** Instructions to follow **
Take every line from the material that has the word "JSON" in it.
═════ Provided records
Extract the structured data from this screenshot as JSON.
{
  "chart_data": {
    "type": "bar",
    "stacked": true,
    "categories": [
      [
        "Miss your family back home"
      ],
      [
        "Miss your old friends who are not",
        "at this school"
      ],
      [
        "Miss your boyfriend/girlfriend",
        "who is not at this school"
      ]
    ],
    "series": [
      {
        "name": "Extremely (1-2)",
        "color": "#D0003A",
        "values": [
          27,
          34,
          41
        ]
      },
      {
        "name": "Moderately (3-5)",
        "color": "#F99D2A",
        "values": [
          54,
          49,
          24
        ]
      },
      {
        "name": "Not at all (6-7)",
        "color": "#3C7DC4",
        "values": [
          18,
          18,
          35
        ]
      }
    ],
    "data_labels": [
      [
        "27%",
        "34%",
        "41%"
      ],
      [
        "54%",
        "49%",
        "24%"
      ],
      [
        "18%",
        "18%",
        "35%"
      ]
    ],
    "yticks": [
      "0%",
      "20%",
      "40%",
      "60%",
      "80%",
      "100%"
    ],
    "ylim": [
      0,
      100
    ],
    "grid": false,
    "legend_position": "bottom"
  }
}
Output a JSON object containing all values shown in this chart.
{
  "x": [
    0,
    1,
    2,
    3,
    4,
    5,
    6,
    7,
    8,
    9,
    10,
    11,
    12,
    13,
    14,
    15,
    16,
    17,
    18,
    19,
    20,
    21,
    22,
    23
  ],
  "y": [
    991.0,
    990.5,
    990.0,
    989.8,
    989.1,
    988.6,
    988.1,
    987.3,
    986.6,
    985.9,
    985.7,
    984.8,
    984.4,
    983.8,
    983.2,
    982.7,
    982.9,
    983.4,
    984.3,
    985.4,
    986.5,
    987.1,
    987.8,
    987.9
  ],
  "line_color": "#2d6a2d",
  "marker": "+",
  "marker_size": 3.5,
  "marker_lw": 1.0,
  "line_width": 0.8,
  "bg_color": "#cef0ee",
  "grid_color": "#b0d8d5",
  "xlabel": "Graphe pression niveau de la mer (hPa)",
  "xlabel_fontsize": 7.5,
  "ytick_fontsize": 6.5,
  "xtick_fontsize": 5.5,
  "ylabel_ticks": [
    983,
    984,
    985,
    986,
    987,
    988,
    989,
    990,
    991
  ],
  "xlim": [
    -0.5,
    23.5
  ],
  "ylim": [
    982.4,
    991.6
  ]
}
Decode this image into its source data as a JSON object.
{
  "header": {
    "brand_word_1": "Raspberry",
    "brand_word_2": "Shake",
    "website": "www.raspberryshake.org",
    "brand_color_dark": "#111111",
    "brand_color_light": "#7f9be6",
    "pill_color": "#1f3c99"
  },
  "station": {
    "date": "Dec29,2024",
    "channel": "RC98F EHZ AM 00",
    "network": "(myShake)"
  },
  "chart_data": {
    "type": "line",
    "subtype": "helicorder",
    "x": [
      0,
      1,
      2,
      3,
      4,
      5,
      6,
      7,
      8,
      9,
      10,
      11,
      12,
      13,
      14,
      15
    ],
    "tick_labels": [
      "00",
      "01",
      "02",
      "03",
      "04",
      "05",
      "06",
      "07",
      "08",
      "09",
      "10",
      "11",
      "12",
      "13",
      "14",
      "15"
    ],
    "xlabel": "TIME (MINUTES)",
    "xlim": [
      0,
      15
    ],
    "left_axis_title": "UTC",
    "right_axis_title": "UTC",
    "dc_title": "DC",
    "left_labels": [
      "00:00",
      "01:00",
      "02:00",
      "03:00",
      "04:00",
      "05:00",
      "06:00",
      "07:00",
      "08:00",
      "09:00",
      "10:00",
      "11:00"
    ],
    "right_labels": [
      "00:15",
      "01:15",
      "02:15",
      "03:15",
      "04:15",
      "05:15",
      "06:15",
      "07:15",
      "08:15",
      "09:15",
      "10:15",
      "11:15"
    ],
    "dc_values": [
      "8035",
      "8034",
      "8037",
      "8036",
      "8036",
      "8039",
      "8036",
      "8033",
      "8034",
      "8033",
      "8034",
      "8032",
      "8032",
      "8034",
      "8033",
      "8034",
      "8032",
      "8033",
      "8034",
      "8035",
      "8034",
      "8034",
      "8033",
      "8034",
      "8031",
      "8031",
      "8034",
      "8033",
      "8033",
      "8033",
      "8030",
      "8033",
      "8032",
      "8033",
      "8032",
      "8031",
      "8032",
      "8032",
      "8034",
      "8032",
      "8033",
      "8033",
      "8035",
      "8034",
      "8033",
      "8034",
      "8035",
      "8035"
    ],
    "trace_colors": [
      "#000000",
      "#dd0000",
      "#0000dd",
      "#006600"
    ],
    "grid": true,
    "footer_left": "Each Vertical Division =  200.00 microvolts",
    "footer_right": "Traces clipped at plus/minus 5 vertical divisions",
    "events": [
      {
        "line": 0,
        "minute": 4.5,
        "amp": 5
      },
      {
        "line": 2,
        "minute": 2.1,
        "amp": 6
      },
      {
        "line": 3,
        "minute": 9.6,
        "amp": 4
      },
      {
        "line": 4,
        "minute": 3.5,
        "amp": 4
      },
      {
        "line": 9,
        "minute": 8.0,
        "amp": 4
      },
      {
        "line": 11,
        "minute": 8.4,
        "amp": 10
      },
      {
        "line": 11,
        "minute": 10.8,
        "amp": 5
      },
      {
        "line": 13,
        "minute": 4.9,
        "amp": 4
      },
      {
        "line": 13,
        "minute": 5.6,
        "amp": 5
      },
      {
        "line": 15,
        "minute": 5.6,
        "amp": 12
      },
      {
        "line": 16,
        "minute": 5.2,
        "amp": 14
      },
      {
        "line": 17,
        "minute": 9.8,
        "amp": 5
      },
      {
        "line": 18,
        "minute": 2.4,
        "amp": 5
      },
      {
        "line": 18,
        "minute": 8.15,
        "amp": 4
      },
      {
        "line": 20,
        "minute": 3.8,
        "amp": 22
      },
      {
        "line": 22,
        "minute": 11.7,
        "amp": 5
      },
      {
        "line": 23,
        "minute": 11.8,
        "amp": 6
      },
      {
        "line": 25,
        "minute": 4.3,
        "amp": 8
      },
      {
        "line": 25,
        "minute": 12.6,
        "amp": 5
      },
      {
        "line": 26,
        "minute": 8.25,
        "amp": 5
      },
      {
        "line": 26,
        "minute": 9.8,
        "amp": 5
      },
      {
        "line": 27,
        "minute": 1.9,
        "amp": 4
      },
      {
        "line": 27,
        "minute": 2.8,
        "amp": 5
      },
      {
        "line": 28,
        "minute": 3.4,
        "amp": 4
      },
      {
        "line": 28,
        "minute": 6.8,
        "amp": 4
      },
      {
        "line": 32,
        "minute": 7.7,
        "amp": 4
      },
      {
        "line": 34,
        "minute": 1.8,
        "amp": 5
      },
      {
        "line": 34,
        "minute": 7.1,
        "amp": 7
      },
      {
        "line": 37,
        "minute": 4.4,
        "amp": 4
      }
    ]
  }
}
══════════
** Full answer **
Extract the structured data from this screenshot as JSON.
Output a JSON object containing all values shown in this chart.
Decode this image into its source data as a JSON object.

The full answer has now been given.